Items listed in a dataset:
====
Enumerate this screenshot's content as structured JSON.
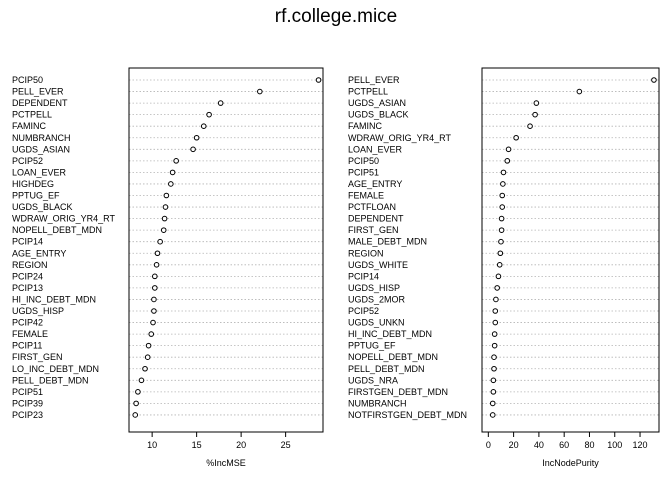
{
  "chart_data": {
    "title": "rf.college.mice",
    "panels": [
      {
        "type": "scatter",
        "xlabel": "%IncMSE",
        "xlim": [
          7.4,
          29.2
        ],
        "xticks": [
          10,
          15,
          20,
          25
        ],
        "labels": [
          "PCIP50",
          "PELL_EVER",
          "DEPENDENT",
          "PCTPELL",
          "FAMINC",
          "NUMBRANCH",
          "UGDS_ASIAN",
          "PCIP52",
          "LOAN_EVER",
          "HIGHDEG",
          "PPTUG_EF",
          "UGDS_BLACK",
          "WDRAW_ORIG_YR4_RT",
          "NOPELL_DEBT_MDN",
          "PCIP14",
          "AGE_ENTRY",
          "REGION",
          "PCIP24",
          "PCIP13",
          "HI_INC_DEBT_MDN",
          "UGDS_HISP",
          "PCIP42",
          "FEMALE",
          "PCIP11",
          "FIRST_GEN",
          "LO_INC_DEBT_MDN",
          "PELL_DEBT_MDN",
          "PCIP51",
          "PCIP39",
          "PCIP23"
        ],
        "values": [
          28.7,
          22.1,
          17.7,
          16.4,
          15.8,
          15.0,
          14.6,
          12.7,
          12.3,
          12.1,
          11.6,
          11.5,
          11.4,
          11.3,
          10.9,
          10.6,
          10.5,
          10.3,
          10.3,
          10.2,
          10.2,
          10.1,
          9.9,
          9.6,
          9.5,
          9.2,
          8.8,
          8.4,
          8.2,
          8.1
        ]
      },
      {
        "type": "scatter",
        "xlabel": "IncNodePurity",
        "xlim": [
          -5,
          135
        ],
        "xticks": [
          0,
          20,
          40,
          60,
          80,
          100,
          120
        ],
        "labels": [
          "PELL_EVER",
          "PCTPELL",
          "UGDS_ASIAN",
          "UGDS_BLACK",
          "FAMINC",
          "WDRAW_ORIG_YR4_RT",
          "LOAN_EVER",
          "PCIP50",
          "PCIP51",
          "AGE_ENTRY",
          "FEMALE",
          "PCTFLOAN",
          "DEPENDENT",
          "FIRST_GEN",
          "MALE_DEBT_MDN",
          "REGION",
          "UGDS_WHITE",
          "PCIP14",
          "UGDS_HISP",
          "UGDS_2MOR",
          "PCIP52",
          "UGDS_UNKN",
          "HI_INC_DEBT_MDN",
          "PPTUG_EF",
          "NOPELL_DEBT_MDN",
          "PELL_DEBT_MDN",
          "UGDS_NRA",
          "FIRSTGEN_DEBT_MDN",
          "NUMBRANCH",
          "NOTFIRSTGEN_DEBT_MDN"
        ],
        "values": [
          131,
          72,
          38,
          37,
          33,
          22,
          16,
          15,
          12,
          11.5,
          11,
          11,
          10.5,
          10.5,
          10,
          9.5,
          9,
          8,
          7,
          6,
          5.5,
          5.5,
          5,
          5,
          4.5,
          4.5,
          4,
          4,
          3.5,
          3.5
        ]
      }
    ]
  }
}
====
● **Exercise requirements**: Set the pictures aside and transcribe the data above exactly.

● **Exercise result**:
Enumerate this screenshot's content as structured JSON.
{
  "chart_data": {
    "title": "rf.college.mice",
    "panels": [
      {
        "type": "scatter",
        "xlabel": "%IncMSE",
        "xlim": [
          7.4,
          29.2
        ],
        "xticks": [
          10,
          15,
          20,
          25
        ],
        "labels": [
          "PCIP50",
          "PELL_EVER",
          "DEPENDENT",
          "PCTPELL",
          "FAMINC",
          "NUMBRANCH",
          "UGDS_ASIAN",
          "PCIP52",
          "LOAN_EVER",
          "HIGHDEG",
          "PPTUG_EF",
          "UGDS_BLACK",
          "WDRAW_ORIG_YR4_RT",
          "NOPELL_DEBT_MDN",
          "PCIP14",
          "AGE_ENTRY",
          "REGION",
          "PCIP24",
          "PCIP13",
          "HI_INC_DEBT_MDN",
          "UGDS_HISP",
          "PCIP42",
          "FEMALE",
          "PCIP11",
          "FIRST_GEN",
          "LO_INC_DEBT_MDN",
          "PELL_DEBT_MDN",
          "PCIP51",
          "PCIP39",
          "PCIP23"
        ],
        "values": [
          28.7,
          22.1,
          17.7,
          16.4,
          15.8,
          15.0,
          14.6,
          12.7,
          12.3,
          12.1,
          11.6,
          11.5,
          11.4,
          11.3,
          10.9,
          10.6,
          10.5,
          10.3,
          10.3,
          10.2,
          10.2,
          10.1,
          9.9,
          9.6,
          9.5,
          9.2,
          8.8,
          8.4,
          8.2,
          8.1
        ]
      },
      {
        "type": "scatter",
        "xlabel": "IncNodePurity",
        "xlim": [
          -5,
          135
        ],
        "xticks": [
          0,
          20,
          40,
          60,
          80,
          100,
          120
        ],
        "labels": [
          "PELL_EVER",
          "PCTPELL",
          "UGDS_ASIAN",
          "UGDS_BLACK",
          "FAMINC",
          "WDRAW_ORIG_YR4_RT",
          "LOAN_EVER",
          "PCIP50",
          "PCIP51",
          "AGE_ENTRY",
          "FEMALE",
          "PCTFLOAN",
          "DEPENDENT",
          "FIRST_GEN",
          "MALE_DEBT_MDN",
          "REGION",
          "UGDS_WHITE",
          "PCIP14",
          "UGDS_HISP",
          "UGDS_2MOR",
          "PCIP52",
          "UGDS_UNKN",
          "HI_INC_DEBT_MDN",
          "PPTUG_EF",
          "NOPELL_DEBT_MDN",
          "PELL_DEBT_MDN",
          "UGDS_NRA",
          "FIRSTGEN_DEBT_MDN",
          "NUMBRANCH",
          "NOTFIRSTGEN_DEBT_MDN"
        ],
        "values": [
          131,
          72,
          38,
          37,
          33,
          22,
          16,
          15,
          12,
          11.5,
          11,
          11,
          10.5,
          10.5,
          10,
          9.5,
          9,
          8,
          7,
          6,
          5.5,
          5.5,
          5,
          5,
          4.5,
          4.5,
          4,
          4,
          3.5,
          3.5
        ]
      }
    ]
  }
}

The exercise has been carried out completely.